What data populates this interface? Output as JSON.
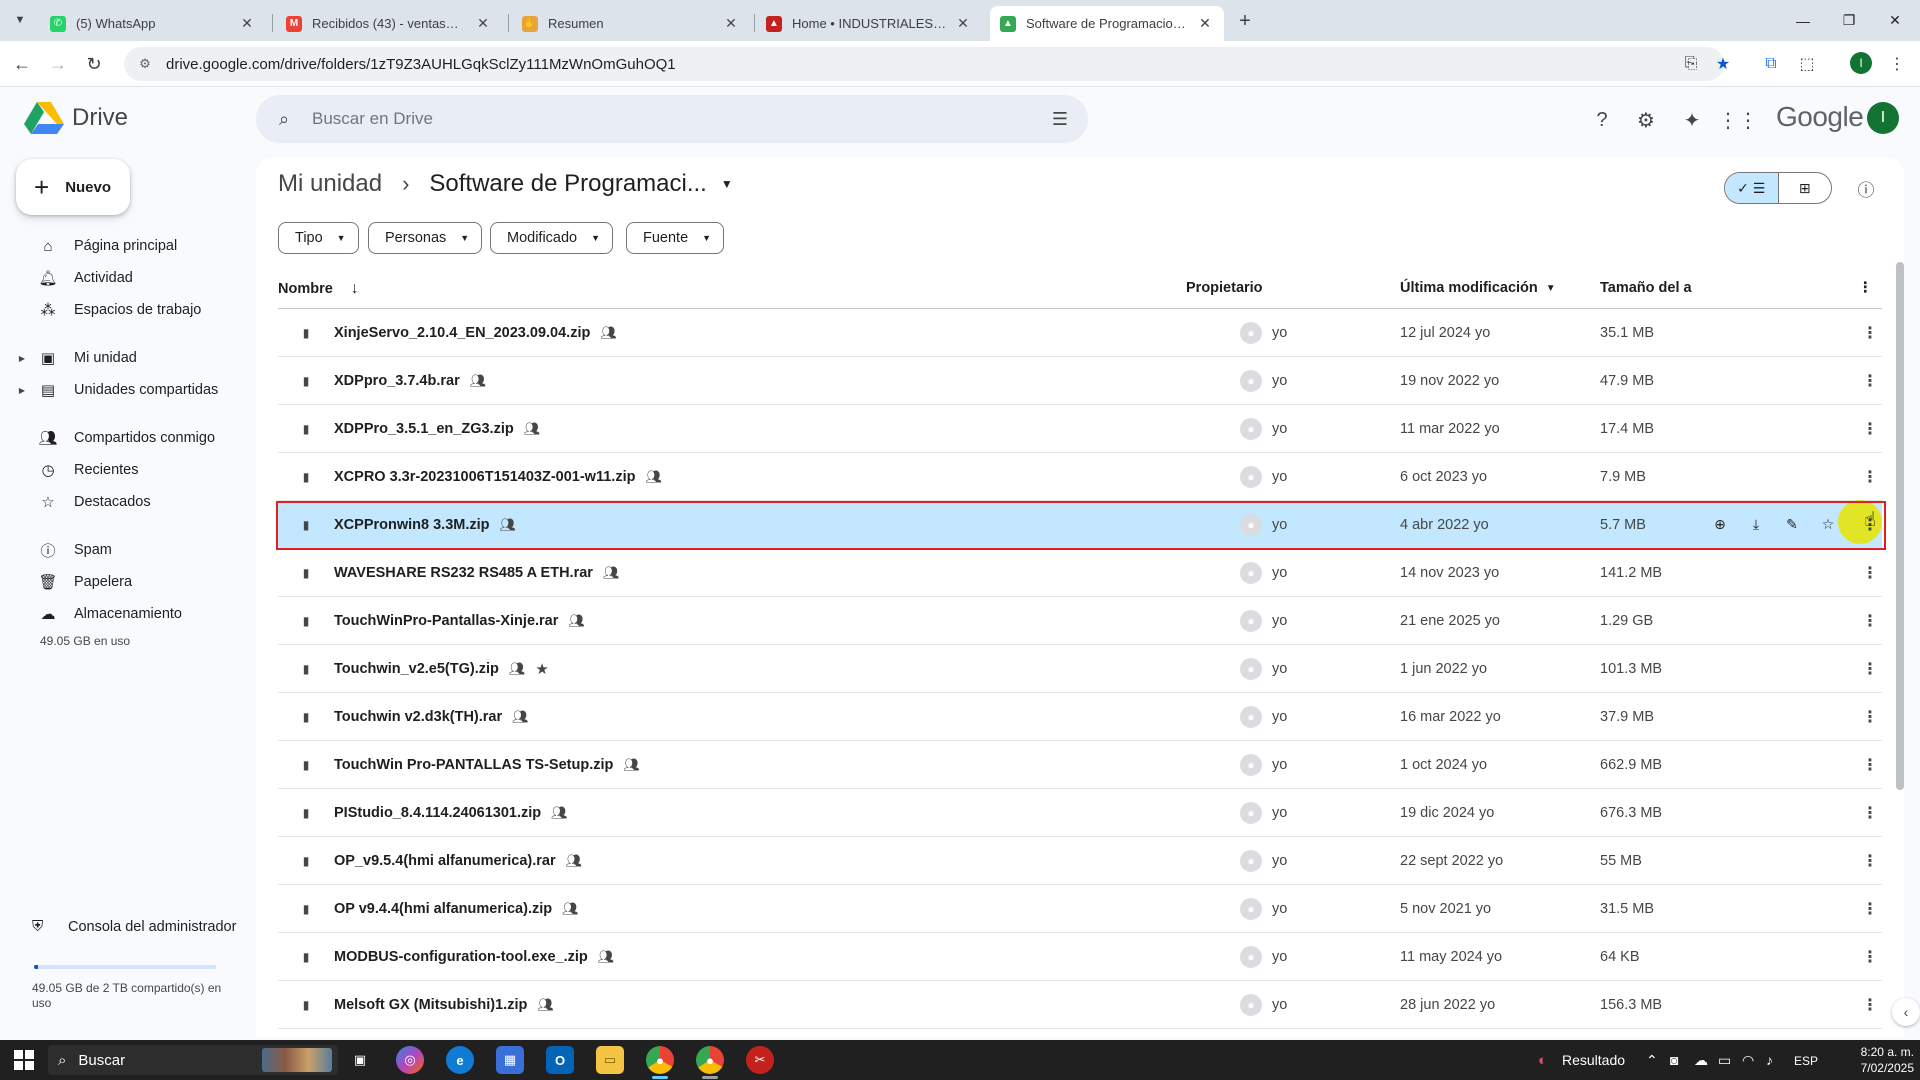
{
  "browser": {
    "tabs": [
      {
        "title": "(5) WhatsApp",
        "favicon_color": "#25d366",
        "favicon": "whatsapp-icon"
      },
      {
        "title": "Recibidos (43) - ventas@industr",
        "favicon_color": "#ea4335",
        "favicon": "gmail-icon"
      },
      {
        "title": "Resumen",
        "favicon_color": "#e8a33d",
        "favicon": "handshake-icon"
      },
      {
        "title": "Home • INDUSTRIALES ANDES",
        "favicon_color": "#c5221f",
        "favicon": "site-icon"
      },
      {
        "title": "Software de Programacion - Go",
        "favicon_color": "#34a853",
        "favicon": "drive-icon"
      }
    ],
    "active_tab": 4,
    "url": "drive.google.com/drive/folders/1zT9Z3AUHLGqkSclZy111MzWnOmGuhOQ1"
  },
  "drive": {
    "app_name": "Drive",
    "brand_word": "Google",
    "account_initial": "I",
    "search_placeholder": "Buscar en Drive",
    "new_label": "Nuevo",
    "nav": [
      {
        "label": "Página principal",
        "icon": "home-icon",
        "caret": false
      },
      {
        "label": "Actividad",
        "icon": "bell-icon",
        "caret": false
      },
      {
        "label": "Espacios de trabajo",
        "icon": "workspaces-icon",
        "caret": false
      },
      {
        "label": "Mi unidad",
        "icon": "my-drive-icon",
        "caret": true
      },
      {
        "label": "Unidades compartidas",
        "icon": "shared-drives-icon",
        "caret": true
      },
      {
        "label": "Compartidos conmigo",
        "icon": "shared-with-me-icon",
        "caret": false
      },
      {
        "label": "Recientes",
        "icon": "clock-icon",
        "caret": false
      },
      {
        "label": "Destacados",
        "icon": "star-icon",
        "caret": false
      },
      {
        "label": "Spam",
        "icon": "spam-icon",
        "caret": false
      },
      {
        "label": "Papelera",
        "icon": "trash-icon",
        "caret": false
      },
      {
        "label": "Almacenamiento",
        "icon": "cloud-icon",
        "caret": false
      }
    ],
    "storage_used": "49.05 GB en uso",
    "admin_console": "Consola del administrador",
    "quota_text": "49.05 GB de 2 TB compartido(s) en uso",
    "quota_fraction": 0.024,
    "breadcrumb": {
      "parent": "Mi unidad",
      "current": "Software de Programaci..."
    },
    "filters": [
      "Tipo",
      "Personas",
      "Modificado",
      "Fuente"
    ],
    "columns": {
      "name": "Nombre",
      "owner": "Propietario",
      "modified": "Última modificación",
      "size": "Tamaño del a"
    },
    "files": [
      {
        "name": "XinjeServo_2.10.4_EN_2023.09.04.zip",
        "owner": "yo",
        "modified": "12 jul 2024 yo",
        "size": "35.1 MB",
        "starred": false,
        "selected": false
      },
      {
        "name": "XDPpro_3.7.4b.rar",
        "owner": "yo",
        "modified": "19 nov 2022 yo",
        "size": "47.9 MB",
        "starred": false,
        "selected": false
      },
      {
        "name": "XDPPro_3.5.1_en_ZG3.zip",
        "owner": "yo",
        "modified": "11 mar 2022 yo",
        "size": "17.4 MB",
        "starred": false,
        "selected": false
      },
      {
        "name": "XCPRO 3.3r-20231006T151403Z-001-w11.zip",
        "owner": "yo",
        "modified": "6 oct 2023 yo",
        "size": "7.9 MB",
        "starred": false,
        "selected": false
      },
      {
        "name": "XCPPronwin8 3.3M.zip",
        "owner": "yo",
        "modified": "4 abr 2022 yo",
        "size": "5.7 MB",
        "starred": false,
        "selected": true
      },
      {
        "name": "WAVESHARE RS232 RS485 A ETH.rar",
        "owner": "yo",
        "modified": "14 nov 2023 yo",
        "size": "141.2 MB",
        "starred": false,
        "selected": false
      },
      {
        "name": "TouchWinPro-Pantallas-Xinje.rar",
        "owner": "yo",
        "modified": "21 ene 2025 yo",
        "size": "1.29 GB",
        "starred": false,
        "selected": false
      },
      {
        "name": "Touchwin_v2.e5(TG).zip",
        "owner": "yo",
        "modified": "1 jun 2022 yo",
        "size": "101.3 MB",
        "starred": true,
        "selected": false
      },
      {
        "name": "Touchwin v2.d3k(TH).rar",
        "owner": "yo",
        "modified": "16 mar 2022 yo",
        "size": "37.9 MB",
        "starred": false,
        "selected": false
      },
      {
        "name": "TouchWin Pro-PANTALLAS TS-Setup.zip",
        "owner": "yo",
        "modified": "1 oct 2024 yo",
        "size": "662.9 MB",
        "starred": false,
        "selected": false
      },
      {
        "name": "PIStudio_8.4.114.24061301.zip",
        "owner": "yo",
        "modified": "19 dic 2024 yo",
        "size": "676.3 MB",
        "starred": false,
        "selected": false
      },
      {
        "name": "OP_v9.5.4(hmi alfanumerica).rar",
        "owner": "yo",
        "modified": "22 sept 2022 yo",
        "size": "55 MB",
        "starred": false,
        "selected": false
      },
      {
        "name": "OP v9.4.4(hmi alfanumerica).zip",
        "owner": "yo",
        "modified": "5 nov 2021 yo",
        "size": "31.5 MB",
        "starred": false,
        "selected": false
      },
      {
        "name": "MODBUS-configuration-tool.exe_.zip",
        "owner": "yo",
        "modified": "11 may 2024 yo",
        "size": "64 KB",
        "starred": false,
        "selected": false
      },
      {
        "name": "Melsoft GX (Mitsubishi)1.zip",
        "owner": "yo",
        "modified": "28 jun 2022 yo",
        "size": "156.3 MB",
        "starred": false,
        "selected": false
      }
    ]
  },
  "taskbar": {
    "search_label": "Buscar",
    "tray_label": "Resultado",
    "lang": "ESP",
    "time": "8:20 a. m.",
    "date": "7/02/2025"
  },
  "colors": {
    "accent": "#0b57d0",
    "selected_row": "#c2e7ff",
    "highlight_outline": "#e02020"
  }
}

#### THE PROBLEM
Write out the data precisely as given, excluding the pictures.

#### FINAL RESULT
What data populates this interface? Output as JSON.
{
  "browser": {
    "tabs": [
      {
        "title": "(5) WhatsApp",
        "favicon_color": "#25d366",
        "favicon": "whatsapp-icon"
      },
      {
        "title": "Recibidos (43) - ventas@industr",
        "favicon_color": "#ea4335",
        "favicon": "gmail-icon"
      },
      {
        "title": "Resumen",
        "favicon_color": "#e8a33d",
        "favicon": "handshake-icon"
      },
      {
        "title": "Home • INDUSTRIALES ANDES",
        "favicon_color": "#c5221f",
        "favicon": "site-icon"
      },
      {
        "title": "Software de Programacion - Go",
        "favicon_color": "#34a853",
        "favicon": "drive-icon"
      }
    ],
    "active_tab": 4,
    "url": "drive.google.com/drive/folders/1zT9Z3AUHLGqkSclZy111MzWnOmGuhOQ1"
  },
  "drive": {
    "app_name": "Drive",
    "brand_word": "Google",
    "account_initial": "I",
    "search_placeholder": "Buscar en Drive",
    "new_label": "Nuevo",
    "nav": [
      {
        "label": "Página principal",
        "icon": "home-icon",
        "caret": false
      },
      {
        "label": "Actividad",
        "icon": "bell-icon",
        "caret": false
      },
      {
        "label": "Espacios de trabajo",
        "icon": "workspaces-icon",
        "caret": false
      },
      {
        "label": "Mi unidad",
        "icon": "my-drive-icon",
        "caret": true
      },
      {
        "label": "Unidades compartidas",
        "icon": "shared-drives-icon",
        "caret": true
      },
      {
        "label": "Compartidos conmigo",
        "icon": "shared-with-me-icon",
        "caret": false
      },
      {
        "label": "Recientes",
        "icon": "clock-icon",
        "caret": false
      },
      {
        "label": "Destacados",
        "icon": "star-icon",
        "caret": false
      },
      {
        "label": "Spam",
        "icon": "spam-icon",
        "caret": false
      },
      {
        "label": "Papelera",
        "icon": "trash-icon",
        "caret": false
      },
      {
        "label": "Almacenamiento",
        "icon": "cloud-icon",
        "caret": false
      }
    ],
    "storage_used": "49.05 GB en uso",
    "admin_console": "Consola del administrador",
    "quota_text": "49.05 GB de 2 TB compartido(s) en uso",
    "quota_fraction": 0.024,
    "breadcrumb": {
      "parent": "Mi unidad",
      "current": "Software de Programaci..."
    },
    "filters": [
      "Tipo",
      "Personas",
      "Modificado",
      "Fuente"
    ],
    "columns": {
      "name": "Nombre",
      "owner": "Propietario",
      "modified": "Última modificación",
      "size": "Tamaño del a"
    },
    "files": [
      {
        "name": "XinjeServo_2.10.4_EN_2023.09.04.zip",
        "owner": "yo",
        "modified": "12 jul 2024 yo",
        "size": "35.1 MB",
        "starred": false,
        "selected": false
      },
      {
        "name": "XDPpro_3.7.4b.rar",
        "owner": "yo",
        "modified": "19 nov 2022 yo",
        "size": "47.9 MB",
        "starred": false,
        "selected": false
      },
      {
        "name": "XDPPro_3.5.1_en_ZG3.zip",
        "owner": "yo",
        "modified": "11 mar 2022 yo",
        "size": "17.4 MB",
        "starred": false,
        "selected": false
      },
      {
        "name": "XCPRO 3.3r-20231006T151403Z-001-w11.zip",
        "owner": "yo",
        "modified": "6 oct 2023 yo",
        "size": "7.9 MB",
        "starred": false,
        "selected": false
      },
      {
        "name": "XCPPronwin8 3.3M.zip",
        "owner": "yo",
        "modified": "4 abr 2022 yo",
        "size": "5.7 MB",
        "starred": false,
        "selected": true
      },
      {
        "name": "WAVESHARE RS232 RS485 A ETH.rar",
        "owner": "yo",
        "modified": "14 nov 2023 yo",
        "size": "141.2 MB",
        "starred": false,
        "selected": false
      },
      {
        "name": "TouchWinPro-Pantallas-Xinje.rar",
        "owner": "yo",
        "modified": "21 ene 2025 yo",
        "size": "1.29 GB",
        "starred": false,
        "selected": false
      },
      {
        "name": "Touchwin_v2.e5(TG).zip",
        "owner": "yo",
        "modified": "1 jun 2022 yo",
        "size": "101.3 MB",
        "starred": true,
        "selected": false
      },
      {
        "name": "Touchwin v2.d3k(TH).rar",
        "owner": "yo",
        "modified": "16 mar 2022 yo",
        "size": "37.9 MB",
        "starred": false,
        "selected": false
      },
      {
        "name": "TouchWin Pro-PANTALLAS TS-Setup.zip",
        "owner": "yo",
        "modified": "1 oct 2024 yo",
        "size": "662.9 MB",
        "starred": false,
        "selected": false
      },
      {
        "name": "PIStudio_8.4.114.24061301.zip",
        "owner": "yo",
        "modified": "19 dic 2024 yo",
        "size": "676.3 MB",
        "starred": false,
        "selected": false
      },
      {
        "name": "OP_v9.5.4(hmi alfanumerica).rar",
        "owner": "yo",
        "modified": "22 sept 2022 yo",
        "size": "55 MB",
        "starred": false,
        "selected": false
      },
      {
        "name": "OP v9.4.4(hmi alfanumerica).zip",
        "owner": "yo",
        "modified": "5 nov 2021 yo",
        "size": "31.5 MB",
        "starred": false,
        "selected": false
      },
      {
        "name": "MODBUS-configuration-tool.exe_.zip",
        "owner": "yo",
        "modified": "11 may 2024 yo",
        "size": "64 KB",
        "starred": false,
        "selected": false
      },
      {
        "name": "Melsoft GX (Mitsubishi)1.zip",
        "owner": "yo",
        "modified": "28 jun 2022 yo",
        "size": "156.3 MB",
        "starred": false,
        "selected": false
      }
    ]
  },
  "taskbar": {
    "search_label": "Buscar",
    "tray_label": "Resultado",
    "lang": "ESP",
    "time": "8:20 a. m.",
    "date": "7/02/2025"
  },
  "colors": {
    "accent": "#0b57d0",
    "selected_row": "#c2e7ff",
    "highlight_outline": "#e02020"
  }
}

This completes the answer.